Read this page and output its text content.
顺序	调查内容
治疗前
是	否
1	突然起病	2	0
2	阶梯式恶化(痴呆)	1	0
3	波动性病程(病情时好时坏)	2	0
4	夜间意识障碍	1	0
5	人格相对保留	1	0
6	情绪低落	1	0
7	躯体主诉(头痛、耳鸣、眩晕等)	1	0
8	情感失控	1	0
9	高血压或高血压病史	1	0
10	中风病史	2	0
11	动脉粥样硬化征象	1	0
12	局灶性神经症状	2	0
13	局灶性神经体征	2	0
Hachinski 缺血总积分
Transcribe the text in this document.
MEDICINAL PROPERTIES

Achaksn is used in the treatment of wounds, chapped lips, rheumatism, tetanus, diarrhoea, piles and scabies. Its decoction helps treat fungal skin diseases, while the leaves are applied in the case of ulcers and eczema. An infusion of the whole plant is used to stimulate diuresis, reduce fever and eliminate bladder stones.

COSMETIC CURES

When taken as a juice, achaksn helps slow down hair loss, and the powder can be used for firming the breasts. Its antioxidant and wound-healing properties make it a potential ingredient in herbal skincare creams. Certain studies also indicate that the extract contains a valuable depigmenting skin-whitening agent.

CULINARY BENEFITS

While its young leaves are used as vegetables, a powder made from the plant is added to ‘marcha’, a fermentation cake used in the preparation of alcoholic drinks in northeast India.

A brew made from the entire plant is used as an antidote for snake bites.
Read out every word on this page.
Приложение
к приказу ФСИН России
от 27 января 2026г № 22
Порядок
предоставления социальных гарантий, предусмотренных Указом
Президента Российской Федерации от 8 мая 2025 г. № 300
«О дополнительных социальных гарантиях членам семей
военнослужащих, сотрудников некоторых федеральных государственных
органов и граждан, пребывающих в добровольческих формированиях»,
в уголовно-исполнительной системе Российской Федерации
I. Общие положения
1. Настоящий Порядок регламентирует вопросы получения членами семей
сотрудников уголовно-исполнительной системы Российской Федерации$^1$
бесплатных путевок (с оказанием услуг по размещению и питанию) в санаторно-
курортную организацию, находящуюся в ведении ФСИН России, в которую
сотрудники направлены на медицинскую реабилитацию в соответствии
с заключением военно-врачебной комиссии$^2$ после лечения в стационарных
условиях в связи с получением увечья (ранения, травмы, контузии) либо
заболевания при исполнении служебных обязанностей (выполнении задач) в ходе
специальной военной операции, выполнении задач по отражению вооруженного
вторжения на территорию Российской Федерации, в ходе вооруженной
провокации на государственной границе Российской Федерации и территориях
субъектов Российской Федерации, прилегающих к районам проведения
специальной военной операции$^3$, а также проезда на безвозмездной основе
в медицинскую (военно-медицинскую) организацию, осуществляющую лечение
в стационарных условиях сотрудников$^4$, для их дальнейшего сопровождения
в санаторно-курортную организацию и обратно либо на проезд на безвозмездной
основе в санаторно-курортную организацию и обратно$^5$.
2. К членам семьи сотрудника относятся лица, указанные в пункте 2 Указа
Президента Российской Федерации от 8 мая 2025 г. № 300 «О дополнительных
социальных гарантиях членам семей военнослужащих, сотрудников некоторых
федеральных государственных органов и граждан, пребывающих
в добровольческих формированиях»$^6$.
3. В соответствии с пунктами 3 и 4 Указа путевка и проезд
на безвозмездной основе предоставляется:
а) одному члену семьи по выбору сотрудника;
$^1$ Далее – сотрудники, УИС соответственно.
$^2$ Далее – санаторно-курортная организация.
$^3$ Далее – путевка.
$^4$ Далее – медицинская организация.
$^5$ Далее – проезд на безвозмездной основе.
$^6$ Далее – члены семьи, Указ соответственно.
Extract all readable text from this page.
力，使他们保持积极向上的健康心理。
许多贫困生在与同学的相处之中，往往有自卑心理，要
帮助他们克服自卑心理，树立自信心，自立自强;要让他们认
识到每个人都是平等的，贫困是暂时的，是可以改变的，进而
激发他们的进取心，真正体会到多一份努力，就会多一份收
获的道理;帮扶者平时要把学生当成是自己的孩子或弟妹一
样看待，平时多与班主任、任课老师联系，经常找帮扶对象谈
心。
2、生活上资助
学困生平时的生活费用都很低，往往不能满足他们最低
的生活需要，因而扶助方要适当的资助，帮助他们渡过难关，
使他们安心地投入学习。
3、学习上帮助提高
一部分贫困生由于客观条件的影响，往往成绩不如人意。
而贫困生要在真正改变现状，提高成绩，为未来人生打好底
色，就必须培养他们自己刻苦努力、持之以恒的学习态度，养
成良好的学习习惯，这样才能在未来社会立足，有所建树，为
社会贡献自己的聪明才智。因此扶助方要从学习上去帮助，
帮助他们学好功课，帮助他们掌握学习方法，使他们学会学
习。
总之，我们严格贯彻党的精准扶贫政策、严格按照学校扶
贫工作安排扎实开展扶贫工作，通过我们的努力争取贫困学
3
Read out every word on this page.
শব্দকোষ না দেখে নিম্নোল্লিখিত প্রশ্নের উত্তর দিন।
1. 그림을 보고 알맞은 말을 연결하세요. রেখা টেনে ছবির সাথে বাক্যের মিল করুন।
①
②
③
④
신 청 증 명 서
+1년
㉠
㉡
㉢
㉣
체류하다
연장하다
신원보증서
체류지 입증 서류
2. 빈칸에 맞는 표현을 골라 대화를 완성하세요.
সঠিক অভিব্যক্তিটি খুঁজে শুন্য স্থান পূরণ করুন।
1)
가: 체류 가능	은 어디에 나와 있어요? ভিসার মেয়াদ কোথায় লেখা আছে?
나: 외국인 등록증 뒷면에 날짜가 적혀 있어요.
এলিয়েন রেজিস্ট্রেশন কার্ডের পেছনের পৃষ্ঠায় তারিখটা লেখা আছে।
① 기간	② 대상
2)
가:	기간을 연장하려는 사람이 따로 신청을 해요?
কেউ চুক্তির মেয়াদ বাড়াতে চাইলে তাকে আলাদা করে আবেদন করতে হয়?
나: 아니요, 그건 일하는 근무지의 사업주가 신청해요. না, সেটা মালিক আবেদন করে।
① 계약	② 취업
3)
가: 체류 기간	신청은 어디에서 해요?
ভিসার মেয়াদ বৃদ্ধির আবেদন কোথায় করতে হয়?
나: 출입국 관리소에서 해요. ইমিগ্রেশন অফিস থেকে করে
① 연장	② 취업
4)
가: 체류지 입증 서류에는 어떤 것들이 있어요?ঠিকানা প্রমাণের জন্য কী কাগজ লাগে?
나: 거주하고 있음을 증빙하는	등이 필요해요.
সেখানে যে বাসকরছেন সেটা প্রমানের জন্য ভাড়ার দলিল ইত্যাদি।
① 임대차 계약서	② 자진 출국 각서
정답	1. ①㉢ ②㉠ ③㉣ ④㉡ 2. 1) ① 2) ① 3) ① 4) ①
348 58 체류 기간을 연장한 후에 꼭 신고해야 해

## Instructions to follow
Give the number of lines in the listing above that hold the string "граждан", with nothing else.

## Response to the task
2